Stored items

========================================

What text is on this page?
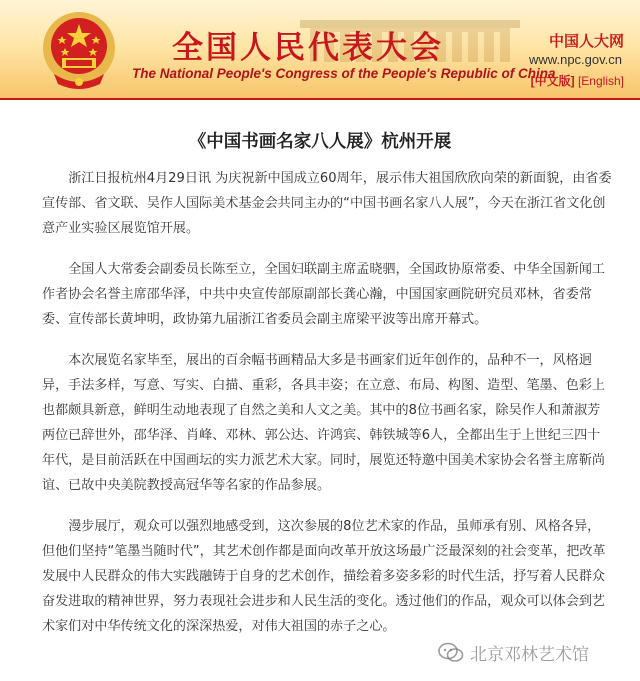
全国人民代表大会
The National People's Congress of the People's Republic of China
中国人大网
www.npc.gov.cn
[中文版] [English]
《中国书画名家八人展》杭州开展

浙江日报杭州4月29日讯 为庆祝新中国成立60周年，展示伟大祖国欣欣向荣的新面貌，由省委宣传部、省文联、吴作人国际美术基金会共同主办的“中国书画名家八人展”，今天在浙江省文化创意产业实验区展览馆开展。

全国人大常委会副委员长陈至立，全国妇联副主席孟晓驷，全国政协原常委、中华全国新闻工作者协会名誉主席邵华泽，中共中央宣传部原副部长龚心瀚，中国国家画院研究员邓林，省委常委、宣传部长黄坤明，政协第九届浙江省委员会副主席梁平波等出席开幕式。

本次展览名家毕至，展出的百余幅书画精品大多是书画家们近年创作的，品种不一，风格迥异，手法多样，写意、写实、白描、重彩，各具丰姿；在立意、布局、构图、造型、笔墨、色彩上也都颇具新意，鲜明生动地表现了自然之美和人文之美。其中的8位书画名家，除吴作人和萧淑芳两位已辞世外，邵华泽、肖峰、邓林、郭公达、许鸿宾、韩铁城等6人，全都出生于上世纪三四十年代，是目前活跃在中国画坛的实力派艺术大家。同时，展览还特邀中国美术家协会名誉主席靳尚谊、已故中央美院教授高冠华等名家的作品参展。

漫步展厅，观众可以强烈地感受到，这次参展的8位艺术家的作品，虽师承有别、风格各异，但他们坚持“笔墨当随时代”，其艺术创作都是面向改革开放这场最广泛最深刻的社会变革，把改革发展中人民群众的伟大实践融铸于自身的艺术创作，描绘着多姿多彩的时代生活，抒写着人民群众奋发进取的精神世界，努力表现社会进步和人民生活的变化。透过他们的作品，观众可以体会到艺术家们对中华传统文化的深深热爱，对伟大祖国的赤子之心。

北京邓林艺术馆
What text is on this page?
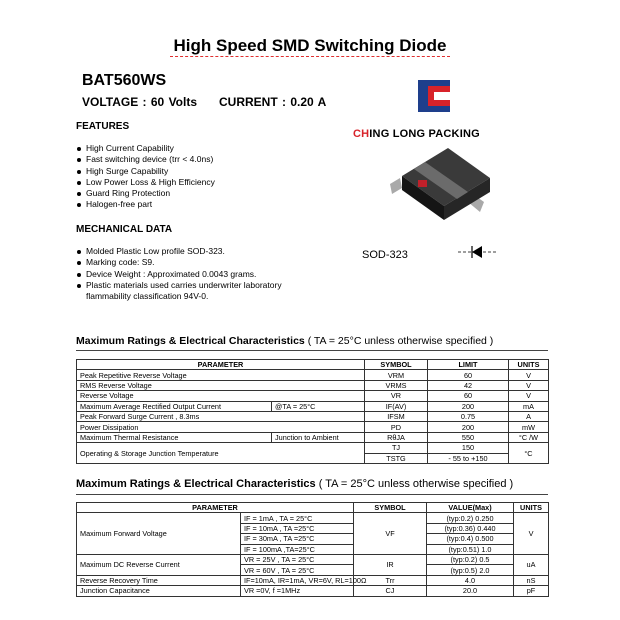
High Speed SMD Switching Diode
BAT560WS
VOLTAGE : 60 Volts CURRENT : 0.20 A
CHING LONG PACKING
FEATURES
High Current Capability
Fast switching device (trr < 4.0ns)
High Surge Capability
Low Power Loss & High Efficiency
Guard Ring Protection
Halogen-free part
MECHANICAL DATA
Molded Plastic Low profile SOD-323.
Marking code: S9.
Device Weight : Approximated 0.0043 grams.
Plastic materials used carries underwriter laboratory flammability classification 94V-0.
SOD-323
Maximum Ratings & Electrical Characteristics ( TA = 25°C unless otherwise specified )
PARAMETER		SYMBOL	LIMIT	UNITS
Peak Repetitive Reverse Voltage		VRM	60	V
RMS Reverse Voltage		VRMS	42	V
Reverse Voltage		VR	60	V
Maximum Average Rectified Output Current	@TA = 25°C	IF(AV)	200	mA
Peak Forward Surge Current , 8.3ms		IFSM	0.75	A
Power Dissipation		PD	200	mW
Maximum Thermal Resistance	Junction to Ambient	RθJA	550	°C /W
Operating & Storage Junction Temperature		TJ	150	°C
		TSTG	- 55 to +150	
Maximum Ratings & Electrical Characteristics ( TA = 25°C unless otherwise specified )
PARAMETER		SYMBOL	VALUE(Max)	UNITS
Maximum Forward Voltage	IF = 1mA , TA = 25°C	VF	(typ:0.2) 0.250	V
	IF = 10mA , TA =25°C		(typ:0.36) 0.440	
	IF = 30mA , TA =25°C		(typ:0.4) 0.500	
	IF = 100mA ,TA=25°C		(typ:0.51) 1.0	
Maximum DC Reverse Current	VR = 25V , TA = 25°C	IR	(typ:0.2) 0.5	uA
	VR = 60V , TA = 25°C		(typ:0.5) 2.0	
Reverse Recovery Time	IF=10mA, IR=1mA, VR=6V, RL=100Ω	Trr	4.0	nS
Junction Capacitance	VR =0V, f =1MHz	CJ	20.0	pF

========================================

**Problem statement:**
For each line of the entries that includes "Forward", show that line.

**Response for this exercise:**
Peak Forward Surge Current , 8.3ms		IFSM	0.75	A
Maximum Forward Voltage	IF = 1mA , TA = 25°C	VF	(typ:0.2) 0.250	V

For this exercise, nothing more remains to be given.